## Exercise requirements
Return the records that follow, matching each one exactly.

## Data records
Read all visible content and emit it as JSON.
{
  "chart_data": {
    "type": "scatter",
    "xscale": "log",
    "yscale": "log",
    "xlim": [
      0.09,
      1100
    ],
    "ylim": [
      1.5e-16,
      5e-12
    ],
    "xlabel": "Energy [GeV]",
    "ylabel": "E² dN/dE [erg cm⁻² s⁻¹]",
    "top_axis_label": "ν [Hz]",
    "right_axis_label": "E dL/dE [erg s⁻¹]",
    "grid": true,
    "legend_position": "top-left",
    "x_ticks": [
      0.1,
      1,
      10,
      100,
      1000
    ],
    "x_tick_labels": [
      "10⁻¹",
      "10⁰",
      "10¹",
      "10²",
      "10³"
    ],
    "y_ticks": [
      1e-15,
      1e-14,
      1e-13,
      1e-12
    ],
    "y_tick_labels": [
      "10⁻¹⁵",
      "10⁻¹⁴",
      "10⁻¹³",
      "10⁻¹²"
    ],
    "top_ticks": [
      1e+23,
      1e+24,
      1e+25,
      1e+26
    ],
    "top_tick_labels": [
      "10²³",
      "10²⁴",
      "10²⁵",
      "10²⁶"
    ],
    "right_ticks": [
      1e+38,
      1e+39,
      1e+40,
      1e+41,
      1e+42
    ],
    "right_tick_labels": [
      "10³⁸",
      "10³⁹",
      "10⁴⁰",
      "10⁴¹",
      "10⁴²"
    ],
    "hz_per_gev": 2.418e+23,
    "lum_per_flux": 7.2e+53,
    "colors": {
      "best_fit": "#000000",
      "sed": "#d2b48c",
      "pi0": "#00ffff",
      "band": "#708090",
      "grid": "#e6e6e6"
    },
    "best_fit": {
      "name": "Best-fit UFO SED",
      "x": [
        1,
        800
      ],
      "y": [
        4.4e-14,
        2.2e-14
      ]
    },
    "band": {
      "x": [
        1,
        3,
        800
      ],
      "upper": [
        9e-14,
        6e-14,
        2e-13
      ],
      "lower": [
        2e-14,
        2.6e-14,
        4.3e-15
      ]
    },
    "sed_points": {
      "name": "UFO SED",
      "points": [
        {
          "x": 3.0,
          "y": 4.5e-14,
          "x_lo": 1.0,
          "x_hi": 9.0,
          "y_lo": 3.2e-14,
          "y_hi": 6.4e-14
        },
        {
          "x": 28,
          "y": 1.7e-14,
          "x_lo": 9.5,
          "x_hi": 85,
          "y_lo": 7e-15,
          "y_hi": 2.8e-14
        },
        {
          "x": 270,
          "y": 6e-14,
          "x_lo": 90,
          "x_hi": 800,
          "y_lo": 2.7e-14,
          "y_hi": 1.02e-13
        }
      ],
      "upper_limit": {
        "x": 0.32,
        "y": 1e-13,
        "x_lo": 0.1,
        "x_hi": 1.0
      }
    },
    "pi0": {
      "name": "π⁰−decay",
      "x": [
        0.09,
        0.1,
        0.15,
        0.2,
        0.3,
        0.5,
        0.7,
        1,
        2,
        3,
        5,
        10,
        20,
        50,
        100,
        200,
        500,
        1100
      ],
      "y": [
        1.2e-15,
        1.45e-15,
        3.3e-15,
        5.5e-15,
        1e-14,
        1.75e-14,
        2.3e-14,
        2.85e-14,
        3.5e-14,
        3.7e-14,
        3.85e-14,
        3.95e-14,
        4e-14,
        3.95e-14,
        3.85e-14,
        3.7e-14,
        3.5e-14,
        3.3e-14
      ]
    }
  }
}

## Solution to the exercise
Read all visible content and emit it as JSON.
{
  "chart_data": {
    "type": "scatter",
    "xscale": "log",
    "yscale": "log",
    "xlim": [
      0.09,
      1100
    ],
    "ylim": [
      1.5e-16,
      5e-12
    ],
    "xlabel": "Energy [GeV]",
    "ylabel": "E² dN/dE [erg cm⁻² s⁻¹]",
    "top_axis_label": "ν [Hz]",
    "right_axis_label": "E dL/dE [erg s⁻¹]",
    "grid": true,
    "legend_position": "top-left",
    "x_ticks": [
      0.1,
      1,
      10,
      100,
      1000
    ],
    "x_tick_labels": [
      "10⁻¹",
      "10⁰",
      "10¹",
      "10²",
      "10³"
    ],
    "y_ticks": [
      1e-15,
      1e-14,
      1e-13,
      1e-12
    ],
    "y_tick_labels": [
      "10⁻¹⁵",
      "10⁻¹⁴",
      "10⁻¹³",
      "10⁻¹²"
    ],
    "top_ticks": [
      1e+23,
      1e+24,
      1e+25,
      1e+26
    ],
    "top_tick_labels": [
      "10²³",
      "10²⁴",
      "10²⁵",
      "10²⁶"
    ],
    "right_ticks": [
      1e+38,
      1e+39,
      1e+40,
      1e+41,
      1e+42
    ],
    "right_tick_labels": [
      "10³⁸",
      "10³⁹",
      "10⁴⁰",
      "10⁴¹",
      "10⁴²"
    ],
    "hz_per_gev": 2.418e+23,
    "lum_per_flux": 7.2e+53,
    "colors": {
      "best_fit": "#000000",
      "sed": "#d2b48c",
      "pi0": "#00ffff",
      "band": "#708090",
      "grid": "#e6e6e6"
    },
    "best_fit": {
      "name": "Best-fit UFO SED",
      "x": [
        1,
        800
      ],
      "y": [
        4.4e-14,
        2.2e-14
      ]
    },
    "band": {
      "x": [
        1,
        3,
        800
      ],
      "upper": [
        9e-14,
        6e-14,
        2e-13
      ],
      "lower": [
        2e-14,
        2.6e-14,
        4.3e-15
      ]
    },
    "sed_points": {
      "name": "UFO SED",
      "points": [
        {
          "x": 3.0,
          "y": 4.5e-14,
          "x_lo": 1.0,
          "x_hi": 9.0,
          "y_lo": 3.2e-14,
          "y_hi": 6.4e-14
        },
        {
          "x": 28,
          "y": 1.7e-14,
          "x_lo": 9.5,
          "x_hi": 85,
          "y_lo": 7e-15,
          "y_hi": 2.8e-14
        },
        {
          "x": 270,
          "y": 6e-14,
          "x_lo": 90,
          "x_hi": 800,
          "y_lo": 2.7e-14,
          "y_hi": 1.02e-13
        }
      ],
      "upper_limit": {
        "x": 0.32,
        "y": 1e-13,
        "x_lo": 0.1,
        "x_hi": 1.0
      }
    },
    "pi0": {
      "name": "π⁰−decay",
      "x": [
        0.09,
        0.1,
        0.15,
        0.2,
        0.3,
        0.5,
        0.7,
        1,
        2,
        3,
        5,
        10,
        20,
        50,
        100,
        200,
        500,
        1100
      ],
      "y": [
        1.2e-15,
        1.45e-15,
        3.3e-15,
        5.5e-15,
        1e-14,
        1.75e-14,
        2.3e-14,
        2.85e-14,
        3.5e-14,
        3.7e-14,
        3.85e-14,
        3.95e-14,
        4e-14,
        3.95e-14,
        3.85e-14,
        3.7e-14,
        3.5e-14,
        3.3e-14
      ]
    }
  }
}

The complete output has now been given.